» STATED PROBLEM: Scan the records and identify every line in which the string "kierunek" occurs, then return those lines.

** BEGIN RECORDS FOR THE EXERCISE **

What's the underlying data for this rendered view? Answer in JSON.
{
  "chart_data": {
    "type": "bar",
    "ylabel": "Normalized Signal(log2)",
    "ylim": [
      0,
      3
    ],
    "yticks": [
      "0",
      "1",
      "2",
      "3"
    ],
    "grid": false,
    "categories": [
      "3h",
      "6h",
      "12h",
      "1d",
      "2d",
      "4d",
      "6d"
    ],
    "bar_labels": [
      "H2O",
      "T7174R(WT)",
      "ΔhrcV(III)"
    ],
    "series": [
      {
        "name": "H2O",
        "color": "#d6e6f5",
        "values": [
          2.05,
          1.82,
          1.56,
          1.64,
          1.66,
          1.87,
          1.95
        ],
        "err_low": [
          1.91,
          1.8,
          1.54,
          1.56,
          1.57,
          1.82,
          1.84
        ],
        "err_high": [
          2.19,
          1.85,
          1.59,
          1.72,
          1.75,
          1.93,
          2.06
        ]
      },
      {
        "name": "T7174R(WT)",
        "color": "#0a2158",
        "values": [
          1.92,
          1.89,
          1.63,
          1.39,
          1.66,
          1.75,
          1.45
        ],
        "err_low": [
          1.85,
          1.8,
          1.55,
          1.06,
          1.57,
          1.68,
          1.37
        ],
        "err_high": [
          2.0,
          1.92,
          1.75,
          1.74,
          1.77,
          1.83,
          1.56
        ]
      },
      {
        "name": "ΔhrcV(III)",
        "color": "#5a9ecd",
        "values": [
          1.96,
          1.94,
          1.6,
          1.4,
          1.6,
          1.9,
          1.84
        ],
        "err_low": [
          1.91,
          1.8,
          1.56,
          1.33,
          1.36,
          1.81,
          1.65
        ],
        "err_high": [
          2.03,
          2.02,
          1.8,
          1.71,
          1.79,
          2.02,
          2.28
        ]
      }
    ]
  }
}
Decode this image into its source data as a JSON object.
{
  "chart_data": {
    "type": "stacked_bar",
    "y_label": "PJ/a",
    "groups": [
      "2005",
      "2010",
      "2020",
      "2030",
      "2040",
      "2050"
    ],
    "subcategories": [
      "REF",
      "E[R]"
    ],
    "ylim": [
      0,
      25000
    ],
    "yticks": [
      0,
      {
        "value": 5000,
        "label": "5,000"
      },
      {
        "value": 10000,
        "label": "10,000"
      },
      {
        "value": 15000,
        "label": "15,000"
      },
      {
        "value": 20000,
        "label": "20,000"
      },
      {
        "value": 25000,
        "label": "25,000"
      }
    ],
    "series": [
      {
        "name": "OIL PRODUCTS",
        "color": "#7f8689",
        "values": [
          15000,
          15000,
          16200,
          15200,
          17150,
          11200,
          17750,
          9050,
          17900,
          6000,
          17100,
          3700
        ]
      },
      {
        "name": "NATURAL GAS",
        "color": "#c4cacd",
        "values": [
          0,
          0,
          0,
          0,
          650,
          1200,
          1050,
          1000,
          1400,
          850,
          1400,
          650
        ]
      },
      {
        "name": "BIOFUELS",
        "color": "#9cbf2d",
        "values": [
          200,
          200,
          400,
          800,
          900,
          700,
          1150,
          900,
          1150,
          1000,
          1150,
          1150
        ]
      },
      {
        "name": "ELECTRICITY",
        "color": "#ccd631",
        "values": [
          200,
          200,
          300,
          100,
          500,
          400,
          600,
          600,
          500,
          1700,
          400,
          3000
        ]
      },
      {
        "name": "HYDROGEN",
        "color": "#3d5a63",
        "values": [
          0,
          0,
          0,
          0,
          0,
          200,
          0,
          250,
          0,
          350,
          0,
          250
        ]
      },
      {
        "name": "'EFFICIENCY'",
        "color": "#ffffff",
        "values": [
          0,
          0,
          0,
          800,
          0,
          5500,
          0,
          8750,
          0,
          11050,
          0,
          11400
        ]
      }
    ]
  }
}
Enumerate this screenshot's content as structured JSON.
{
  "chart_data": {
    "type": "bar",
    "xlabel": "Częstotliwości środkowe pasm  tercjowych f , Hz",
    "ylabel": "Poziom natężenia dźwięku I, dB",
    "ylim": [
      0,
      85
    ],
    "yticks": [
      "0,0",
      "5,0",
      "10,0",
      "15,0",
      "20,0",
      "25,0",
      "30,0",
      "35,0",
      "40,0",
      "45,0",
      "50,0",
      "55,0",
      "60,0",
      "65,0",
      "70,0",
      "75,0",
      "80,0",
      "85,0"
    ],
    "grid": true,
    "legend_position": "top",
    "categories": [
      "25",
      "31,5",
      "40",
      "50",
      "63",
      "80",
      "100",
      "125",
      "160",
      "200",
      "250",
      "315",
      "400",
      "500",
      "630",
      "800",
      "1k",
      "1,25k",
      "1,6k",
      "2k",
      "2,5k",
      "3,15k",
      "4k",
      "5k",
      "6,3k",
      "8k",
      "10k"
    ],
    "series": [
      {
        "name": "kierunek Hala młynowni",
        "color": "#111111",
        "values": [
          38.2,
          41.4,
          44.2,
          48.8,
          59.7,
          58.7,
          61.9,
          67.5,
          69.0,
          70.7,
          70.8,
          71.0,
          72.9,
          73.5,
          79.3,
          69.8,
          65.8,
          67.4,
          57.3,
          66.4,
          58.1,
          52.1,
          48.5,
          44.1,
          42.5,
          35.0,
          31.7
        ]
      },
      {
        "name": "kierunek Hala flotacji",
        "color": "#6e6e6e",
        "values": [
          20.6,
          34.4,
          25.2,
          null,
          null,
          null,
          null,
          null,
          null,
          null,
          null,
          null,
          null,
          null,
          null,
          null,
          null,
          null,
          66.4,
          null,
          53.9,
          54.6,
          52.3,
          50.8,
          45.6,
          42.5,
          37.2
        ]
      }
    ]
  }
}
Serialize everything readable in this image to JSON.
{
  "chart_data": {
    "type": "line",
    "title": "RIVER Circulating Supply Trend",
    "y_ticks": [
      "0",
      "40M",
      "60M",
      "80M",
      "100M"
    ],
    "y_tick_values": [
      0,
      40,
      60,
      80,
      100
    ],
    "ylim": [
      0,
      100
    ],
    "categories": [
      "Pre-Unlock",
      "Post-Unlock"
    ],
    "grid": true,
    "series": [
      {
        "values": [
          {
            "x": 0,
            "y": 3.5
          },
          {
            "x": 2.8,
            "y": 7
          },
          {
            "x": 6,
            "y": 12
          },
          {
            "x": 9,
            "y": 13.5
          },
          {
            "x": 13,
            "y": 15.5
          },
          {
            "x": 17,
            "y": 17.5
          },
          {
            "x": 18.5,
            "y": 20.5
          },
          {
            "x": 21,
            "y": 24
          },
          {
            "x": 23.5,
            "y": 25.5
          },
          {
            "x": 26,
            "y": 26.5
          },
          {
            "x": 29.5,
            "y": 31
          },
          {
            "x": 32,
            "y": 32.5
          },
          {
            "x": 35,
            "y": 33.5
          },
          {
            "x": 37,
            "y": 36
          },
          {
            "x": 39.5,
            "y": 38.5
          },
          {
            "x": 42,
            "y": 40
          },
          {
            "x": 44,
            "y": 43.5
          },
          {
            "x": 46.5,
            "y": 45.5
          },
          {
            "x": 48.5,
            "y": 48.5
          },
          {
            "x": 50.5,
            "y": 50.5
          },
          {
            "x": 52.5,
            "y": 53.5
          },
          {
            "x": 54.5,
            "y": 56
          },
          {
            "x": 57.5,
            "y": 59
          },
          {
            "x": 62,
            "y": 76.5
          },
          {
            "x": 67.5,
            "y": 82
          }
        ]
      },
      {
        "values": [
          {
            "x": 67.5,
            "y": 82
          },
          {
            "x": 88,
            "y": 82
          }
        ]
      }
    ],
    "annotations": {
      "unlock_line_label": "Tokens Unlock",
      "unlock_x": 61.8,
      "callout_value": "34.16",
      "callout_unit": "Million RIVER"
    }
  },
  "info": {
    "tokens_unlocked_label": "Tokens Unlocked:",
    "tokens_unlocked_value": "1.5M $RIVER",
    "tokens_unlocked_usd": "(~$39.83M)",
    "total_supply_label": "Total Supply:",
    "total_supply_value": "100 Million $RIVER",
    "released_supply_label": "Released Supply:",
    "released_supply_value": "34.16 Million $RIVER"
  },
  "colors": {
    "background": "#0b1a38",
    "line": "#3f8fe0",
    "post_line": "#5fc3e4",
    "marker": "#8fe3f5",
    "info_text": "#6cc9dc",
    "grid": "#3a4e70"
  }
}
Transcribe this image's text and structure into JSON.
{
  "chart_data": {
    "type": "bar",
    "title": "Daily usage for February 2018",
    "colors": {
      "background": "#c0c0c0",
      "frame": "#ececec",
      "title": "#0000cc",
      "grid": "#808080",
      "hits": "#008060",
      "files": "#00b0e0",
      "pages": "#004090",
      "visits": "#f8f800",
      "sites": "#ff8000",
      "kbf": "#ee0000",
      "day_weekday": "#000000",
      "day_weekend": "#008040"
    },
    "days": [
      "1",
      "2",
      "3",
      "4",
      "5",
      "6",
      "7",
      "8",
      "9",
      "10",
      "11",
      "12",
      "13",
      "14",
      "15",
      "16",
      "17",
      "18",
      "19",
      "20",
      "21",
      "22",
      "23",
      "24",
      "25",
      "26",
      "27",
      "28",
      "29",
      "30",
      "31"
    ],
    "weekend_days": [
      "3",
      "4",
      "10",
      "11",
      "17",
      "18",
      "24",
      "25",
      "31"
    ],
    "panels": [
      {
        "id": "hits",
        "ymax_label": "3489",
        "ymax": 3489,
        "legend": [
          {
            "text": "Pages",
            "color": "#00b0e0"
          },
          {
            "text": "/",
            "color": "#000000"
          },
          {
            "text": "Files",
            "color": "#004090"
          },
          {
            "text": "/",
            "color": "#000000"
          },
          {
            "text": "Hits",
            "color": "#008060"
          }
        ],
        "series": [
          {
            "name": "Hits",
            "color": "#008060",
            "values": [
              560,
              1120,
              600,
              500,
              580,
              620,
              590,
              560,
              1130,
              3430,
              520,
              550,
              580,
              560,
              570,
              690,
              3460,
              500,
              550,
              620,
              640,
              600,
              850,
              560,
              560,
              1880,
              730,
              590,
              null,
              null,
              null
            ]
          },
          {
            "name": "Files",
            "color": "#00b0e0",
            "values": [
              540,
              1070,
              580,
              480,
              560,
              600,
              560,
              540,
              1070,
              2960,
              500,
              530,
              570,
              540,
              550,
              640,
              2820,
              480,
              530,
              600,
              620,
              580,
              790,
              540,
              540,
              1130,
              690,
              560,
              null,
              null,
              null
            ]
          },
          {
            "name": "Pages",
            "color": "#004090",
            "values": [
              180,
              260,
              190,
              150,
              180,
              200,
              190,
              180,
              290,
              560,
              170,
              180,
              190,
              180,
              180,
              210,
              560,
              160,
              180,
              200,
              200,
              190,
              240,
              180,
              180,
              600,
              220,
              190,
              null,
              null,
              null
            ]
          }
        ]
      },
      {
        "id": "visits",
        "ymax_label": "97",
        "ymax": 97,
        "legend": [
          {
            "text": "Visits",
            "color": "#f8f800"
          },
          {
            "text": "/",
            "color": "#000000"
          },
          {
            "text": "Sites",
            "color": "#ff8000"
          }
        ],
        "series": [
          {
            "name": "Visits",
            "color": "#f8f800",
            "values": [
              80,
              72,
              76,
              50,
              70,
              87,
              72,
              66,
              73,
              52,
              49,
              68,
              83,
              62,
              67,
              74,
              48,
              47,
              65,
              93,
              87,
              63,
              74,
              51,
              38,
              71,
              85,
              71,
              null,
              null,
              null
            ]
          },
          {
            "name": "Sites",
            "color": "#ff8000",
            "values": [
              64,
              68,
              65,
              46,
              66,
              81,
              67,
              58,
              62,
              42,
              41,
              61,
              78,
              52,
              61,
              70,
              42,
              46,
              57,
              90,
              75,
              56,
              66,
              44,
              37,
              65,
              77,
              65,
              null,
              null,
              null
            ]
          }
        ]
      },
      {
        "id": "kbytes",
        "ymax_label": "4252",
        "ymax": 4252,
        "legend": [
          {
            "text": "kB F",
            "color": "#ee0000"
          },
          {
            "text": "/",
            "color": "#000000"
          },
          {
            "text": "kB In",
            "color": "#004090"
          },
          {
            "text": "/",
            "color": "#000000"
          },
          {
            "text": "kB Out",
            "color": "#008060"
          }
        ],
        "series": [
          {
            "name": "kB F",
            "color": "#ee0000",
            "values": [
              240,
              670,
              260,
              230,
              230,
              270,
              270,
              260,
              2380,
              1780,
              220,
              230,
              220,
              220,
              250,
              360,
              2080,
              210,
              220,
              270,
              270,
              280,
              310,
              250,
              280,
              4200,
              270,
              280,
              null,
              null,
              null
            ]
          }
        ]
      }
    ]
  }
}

** END RECORDS FOR THE EXERCISE **

» RESPONSE TO THE TASK:
        "name": "kierunek Hala młynowni",
        "name": "kierunek Hala flotacji",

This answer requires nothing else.